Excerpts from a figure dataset
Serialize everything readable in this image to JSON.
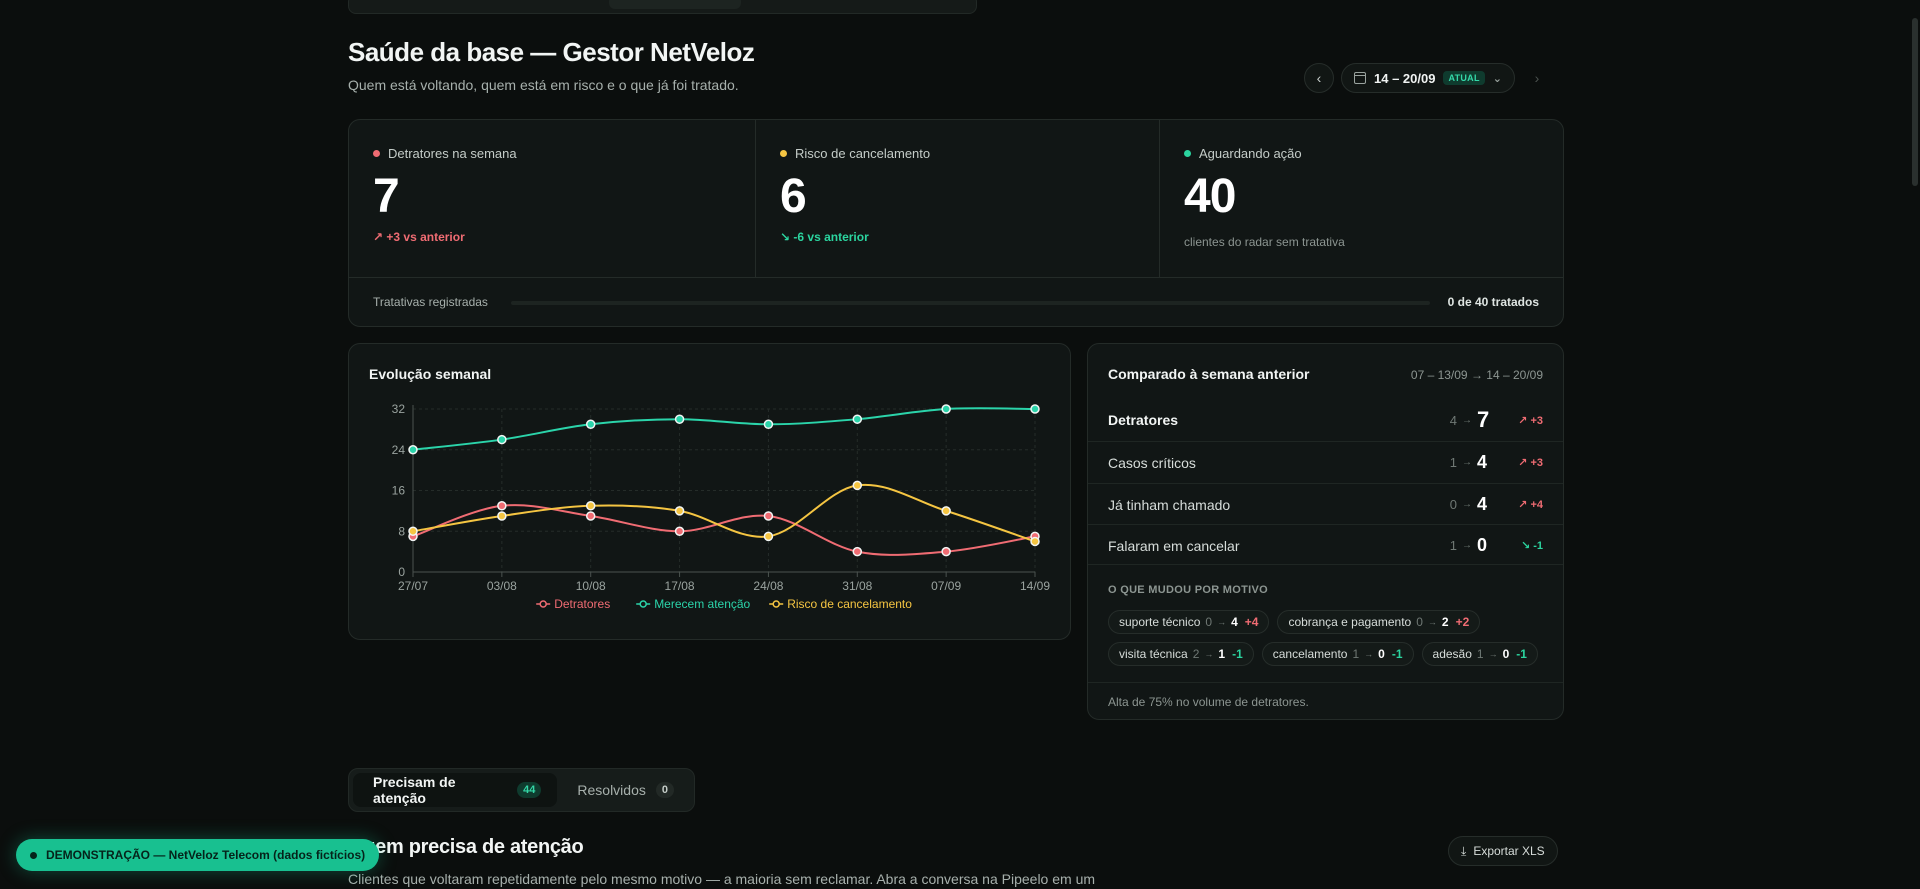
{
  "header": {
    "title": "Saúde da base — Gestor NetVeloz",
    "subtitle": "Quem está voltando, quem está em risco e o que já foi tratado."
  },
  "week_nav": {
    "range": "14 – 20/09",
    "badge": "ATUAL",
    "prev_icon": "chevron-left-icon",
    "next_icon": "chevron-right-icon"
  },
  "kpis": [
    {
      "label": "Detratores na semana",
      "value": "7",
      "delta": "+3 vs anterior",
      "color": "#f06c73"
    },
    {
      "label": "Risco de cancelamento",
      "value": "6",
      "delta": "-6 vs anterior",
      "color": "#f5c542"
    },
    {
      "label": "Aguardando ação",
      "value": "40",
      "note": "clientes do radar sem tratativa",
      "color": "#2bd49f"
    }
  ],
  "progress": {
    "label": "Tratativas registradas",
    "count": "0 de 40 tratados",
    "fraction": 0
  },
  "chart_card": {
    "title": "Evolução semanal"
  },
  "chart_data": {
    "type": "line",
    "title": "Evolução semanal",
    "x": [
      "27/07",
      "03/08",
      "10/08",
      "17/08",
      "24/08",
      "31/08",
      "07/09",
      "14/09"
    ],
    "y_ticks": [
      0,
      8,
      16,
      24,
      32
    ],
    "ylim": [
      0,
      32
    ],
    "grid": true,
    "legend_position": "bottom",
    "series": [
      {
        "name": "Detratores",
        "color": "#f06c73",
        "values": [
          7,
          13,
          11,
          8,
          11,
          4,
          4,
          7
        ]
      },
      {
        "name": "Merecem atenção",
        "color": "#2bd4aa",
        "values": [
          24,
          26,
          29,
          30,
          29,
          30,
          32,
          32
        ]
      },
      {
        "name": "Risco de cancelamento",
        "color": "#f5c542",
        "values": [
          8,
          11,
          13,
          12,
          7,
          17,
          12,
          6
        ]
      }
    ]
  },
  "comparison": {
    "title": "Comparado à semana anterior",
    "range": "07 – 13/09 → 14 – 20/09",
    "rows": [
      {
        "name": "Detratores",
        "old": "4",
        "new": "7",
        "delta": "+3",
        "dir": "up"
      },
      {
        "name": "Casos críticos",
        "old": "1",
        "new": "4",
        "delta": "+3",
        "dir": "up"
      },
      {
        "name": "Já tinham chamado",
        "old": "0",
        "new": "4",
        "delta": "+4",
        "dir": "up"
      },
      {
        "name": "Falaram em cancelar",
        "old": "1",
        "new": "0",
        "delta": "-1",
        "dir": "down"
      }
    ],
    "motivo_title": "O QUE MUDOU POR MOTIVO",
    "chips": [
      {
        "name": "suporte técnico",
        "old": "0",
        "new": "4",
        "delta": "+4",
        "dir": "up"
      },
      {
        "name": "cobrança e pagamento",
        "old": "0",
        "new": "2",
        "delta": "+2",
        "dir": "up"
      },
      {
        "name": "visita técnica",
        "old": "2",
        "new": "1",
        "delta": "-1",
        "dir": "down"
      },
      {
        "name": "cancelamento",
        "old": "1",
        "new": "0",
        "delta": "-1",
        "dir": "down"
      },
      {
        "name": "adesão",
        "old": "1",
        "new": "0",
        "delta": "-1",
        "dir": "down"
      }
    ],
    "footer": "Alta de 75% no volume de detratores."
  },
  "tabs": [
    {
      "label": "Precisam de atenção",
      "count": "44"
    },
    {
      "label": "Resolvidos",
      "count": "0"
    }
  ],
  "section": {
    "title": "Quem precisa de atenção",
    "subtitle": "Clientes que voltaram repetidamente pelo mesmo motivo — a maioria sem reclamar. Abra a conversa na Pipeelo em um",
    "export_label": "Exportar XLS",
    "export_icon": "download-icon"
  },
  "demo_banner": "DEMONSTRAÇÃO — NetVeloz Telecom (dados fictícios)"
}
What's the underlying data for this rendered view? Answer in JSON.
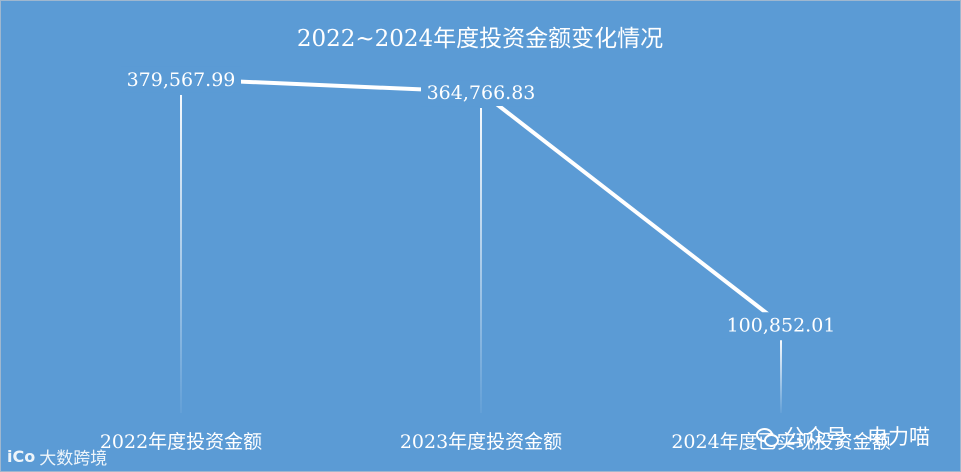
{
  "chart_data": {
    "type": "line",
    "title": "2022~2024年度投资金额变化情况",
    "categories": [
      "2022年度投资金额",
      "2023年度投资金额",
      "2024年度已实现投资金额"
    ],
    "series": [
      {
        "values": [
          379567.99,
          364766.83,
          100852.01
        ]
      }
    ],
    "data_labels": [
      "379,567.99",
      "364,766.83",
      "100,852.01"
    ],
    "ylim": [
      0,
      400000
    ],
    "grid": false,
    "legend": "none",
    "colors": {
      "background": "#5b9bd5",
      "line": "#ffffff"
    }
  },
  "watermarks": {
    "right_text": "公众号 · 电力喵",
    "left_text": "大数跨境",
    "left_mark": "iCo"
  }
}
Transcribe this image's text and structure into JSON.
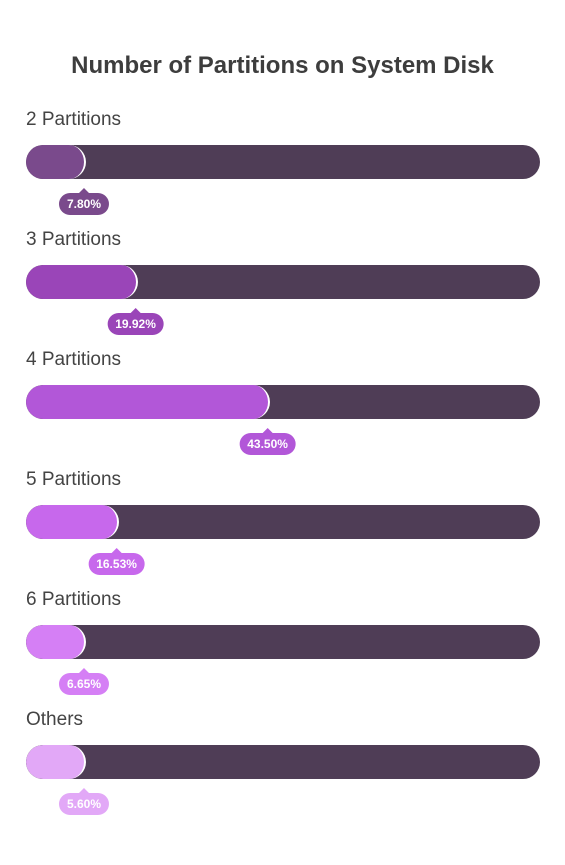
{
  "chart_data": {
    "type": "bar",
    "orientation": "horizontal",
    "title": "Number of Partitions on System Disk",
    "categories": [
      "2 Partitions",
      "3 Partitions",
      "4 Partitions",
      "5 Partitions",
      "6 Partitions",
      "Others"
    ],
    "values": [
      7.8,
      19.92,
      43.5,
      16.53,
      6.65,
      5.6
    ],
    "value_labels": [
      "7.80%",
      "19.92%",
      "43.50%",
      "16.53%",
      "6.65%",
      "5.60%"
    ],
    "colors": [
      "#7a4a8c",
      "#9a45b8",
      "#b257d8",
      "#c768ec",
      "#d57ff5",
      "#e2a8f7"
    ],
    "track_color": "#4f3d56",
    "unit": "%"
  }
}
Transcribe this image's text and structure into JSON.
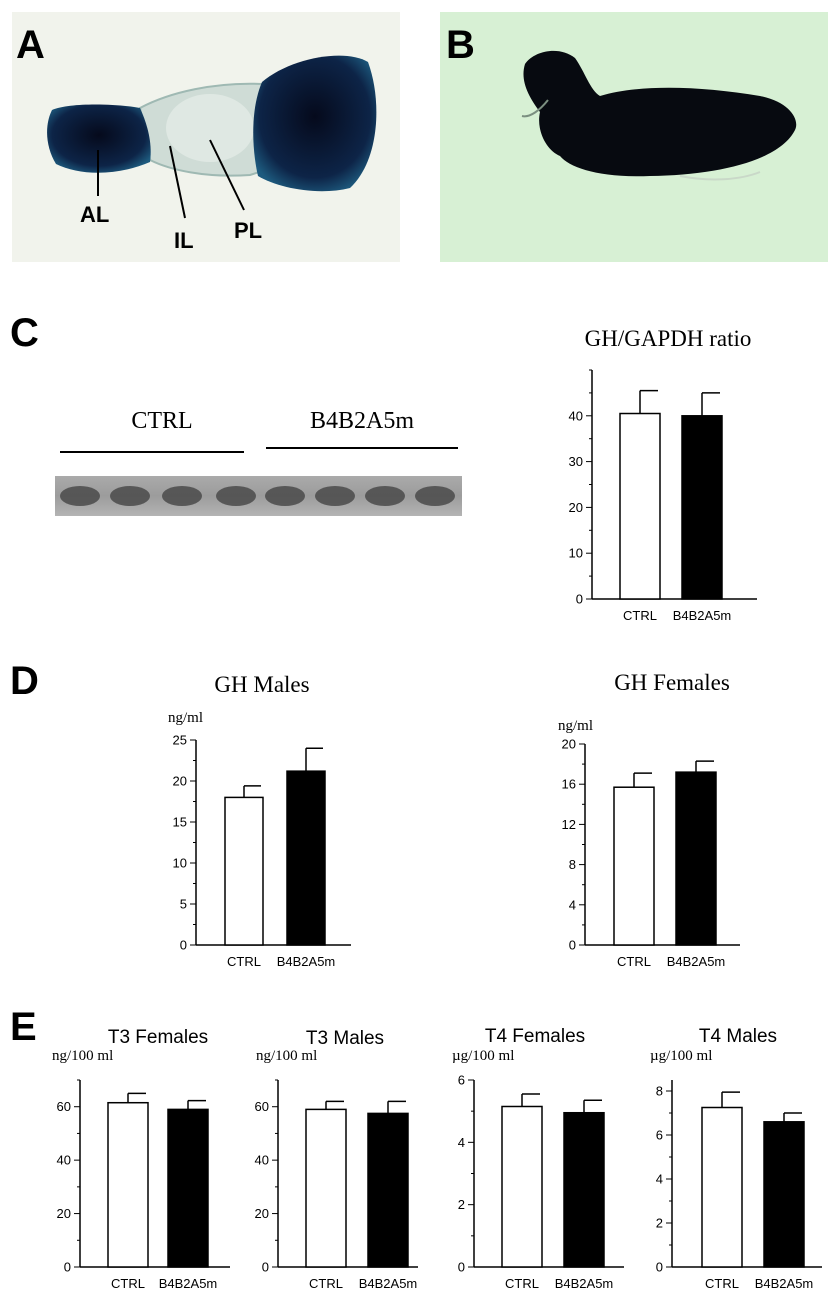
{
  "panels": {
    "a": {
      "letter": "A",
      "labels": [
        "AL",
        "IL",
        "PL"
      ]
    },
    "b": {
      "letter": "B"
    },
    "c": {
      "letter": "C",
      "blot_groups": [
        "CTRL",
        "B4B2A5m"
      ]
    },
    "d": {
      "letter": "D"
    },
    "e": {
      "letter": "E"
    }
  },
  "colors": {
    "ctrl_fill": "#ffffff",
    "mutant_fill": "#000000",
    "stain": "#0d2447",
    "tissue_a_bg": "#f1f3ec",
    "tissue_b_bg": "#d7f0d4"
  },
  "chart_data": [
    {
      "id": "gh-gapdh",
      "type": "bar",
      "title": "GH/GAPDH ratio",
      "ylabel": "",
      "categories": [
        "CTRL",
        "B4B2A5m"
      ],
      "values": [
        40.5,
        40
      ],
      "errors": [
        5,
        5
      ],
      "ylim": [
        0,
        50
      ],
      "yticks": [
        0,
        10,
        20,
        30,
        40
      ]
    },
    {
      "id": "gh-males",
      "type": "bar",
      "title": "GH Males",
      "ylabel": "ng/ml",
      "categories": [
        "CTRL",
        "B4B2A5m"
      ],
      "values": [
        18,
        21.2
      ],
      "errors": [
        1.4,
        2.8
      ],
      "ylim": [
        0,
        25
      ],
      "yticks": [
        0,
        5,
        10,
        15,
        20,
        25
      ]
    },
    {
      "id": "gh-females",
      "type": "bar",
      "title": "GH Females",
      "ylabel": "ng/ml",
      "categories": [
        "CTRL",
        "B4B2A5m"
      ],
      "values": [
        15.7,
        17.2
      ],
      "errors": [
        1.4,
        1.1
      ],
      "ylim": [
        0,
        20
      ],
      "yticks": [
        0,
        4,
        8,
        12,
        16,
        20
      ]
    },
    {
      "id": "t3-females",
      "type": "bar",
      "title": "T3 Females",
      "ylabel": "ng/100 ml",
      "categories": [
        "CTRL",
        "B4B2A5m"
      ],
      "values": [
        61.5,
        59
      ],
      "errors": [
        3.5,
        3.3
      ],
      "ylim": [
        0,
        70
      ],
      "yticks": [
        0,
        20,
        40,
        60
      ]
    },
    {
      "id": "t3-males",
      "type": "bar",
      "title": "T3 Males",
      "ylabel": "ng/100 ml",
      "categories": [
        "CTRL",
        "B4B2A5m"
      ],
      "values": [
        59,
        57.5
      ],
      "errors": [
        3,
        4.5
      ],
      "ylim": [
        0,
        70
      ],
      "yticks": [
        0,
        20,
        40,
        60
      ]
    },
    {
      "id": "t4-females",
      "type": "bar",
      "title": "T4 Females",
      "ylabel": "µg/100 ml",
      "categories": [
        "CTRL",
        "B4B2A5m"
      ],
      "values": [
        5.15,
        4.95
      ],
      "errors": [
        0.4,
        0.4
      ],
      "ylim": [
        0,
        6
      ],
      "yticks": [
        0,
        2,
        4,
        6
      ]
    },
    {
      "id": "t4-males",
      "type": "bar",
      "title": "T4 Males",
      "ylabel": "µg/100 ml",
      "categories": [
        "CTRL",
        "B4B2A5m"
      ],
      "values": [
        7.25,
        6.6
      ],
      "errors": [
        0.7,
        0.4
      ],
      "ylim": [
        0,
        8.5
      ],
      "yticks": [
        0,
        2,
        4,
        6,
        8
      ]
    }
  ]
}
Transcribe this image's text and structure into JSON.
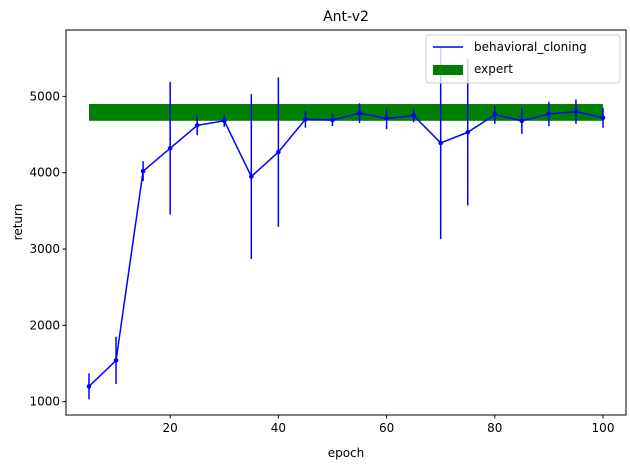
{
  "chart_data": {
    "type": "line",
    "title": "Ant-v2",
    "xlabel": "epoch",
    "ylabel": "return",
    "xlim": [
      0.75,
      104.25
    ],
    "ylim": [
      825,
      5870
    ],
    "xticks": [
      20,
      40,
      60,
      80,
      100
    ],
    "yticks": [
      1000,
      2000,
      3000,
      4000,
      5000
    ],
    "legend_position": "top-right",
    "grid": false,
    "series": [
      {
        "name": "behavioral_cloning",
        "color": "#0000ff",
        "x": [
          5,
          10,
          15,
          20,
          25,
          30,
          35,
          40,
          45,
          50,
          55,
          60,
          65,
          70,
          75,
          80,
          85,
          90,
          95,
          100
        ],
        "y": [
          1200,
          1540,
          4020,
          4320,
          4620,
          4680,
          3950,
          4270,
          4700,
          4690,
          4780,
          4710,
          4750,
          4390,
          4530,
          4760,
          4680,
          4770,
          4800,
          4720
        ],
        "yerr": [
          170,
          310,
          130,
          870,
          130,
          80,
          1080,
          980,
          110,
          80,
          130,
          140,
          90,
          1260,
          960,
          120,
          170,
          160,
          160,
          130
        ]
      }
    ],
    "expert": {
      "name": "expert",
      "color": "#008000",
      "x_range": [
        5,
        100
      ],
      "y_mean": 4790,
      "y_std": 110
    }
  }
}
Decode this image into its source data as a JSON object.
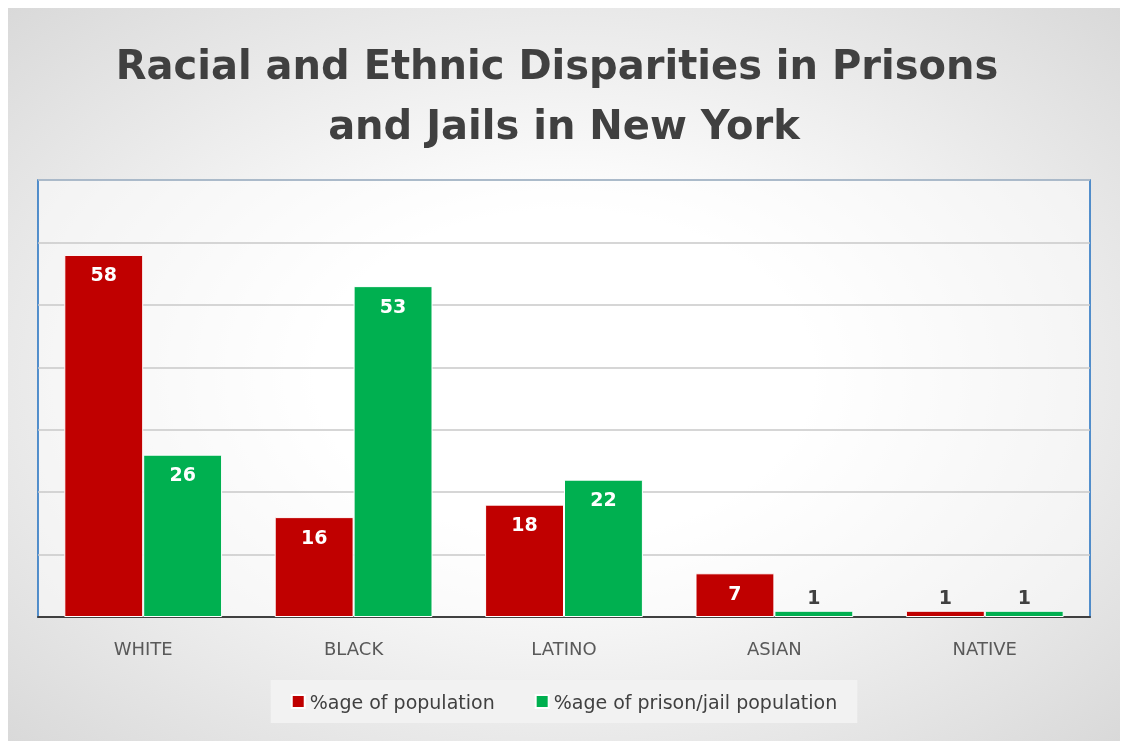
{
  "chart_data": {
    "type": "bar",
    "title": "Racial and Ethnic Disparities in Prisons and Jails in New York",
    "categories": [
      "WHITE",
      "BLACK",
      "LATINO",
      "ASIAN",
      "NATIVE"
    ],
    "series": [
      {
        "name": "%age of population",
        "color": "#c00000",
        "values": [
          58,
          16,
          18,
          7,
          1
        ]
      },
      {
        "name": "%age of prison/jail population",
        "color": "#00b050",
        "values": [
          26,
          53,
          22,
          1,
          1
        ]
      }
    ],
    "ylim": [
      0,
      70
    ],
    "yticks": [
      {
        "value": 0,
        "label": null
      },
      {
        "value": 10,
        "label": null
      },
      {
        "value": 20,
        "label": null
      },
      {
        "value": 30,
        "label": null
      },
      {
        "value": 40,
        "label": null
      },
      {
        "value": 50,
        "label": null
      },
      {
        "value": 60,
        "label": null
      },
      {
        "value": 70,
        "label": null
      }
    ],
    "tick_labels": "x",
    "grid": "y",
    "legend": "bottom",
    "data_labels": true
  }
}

**What is being asked:**
Copy every line of the listing containing the string "atenção".

**Result for this exercise:**
        "name": "Merecem atenção",
      "label": "Precisam de atenção",
    "title": "Quem precisa de atenção",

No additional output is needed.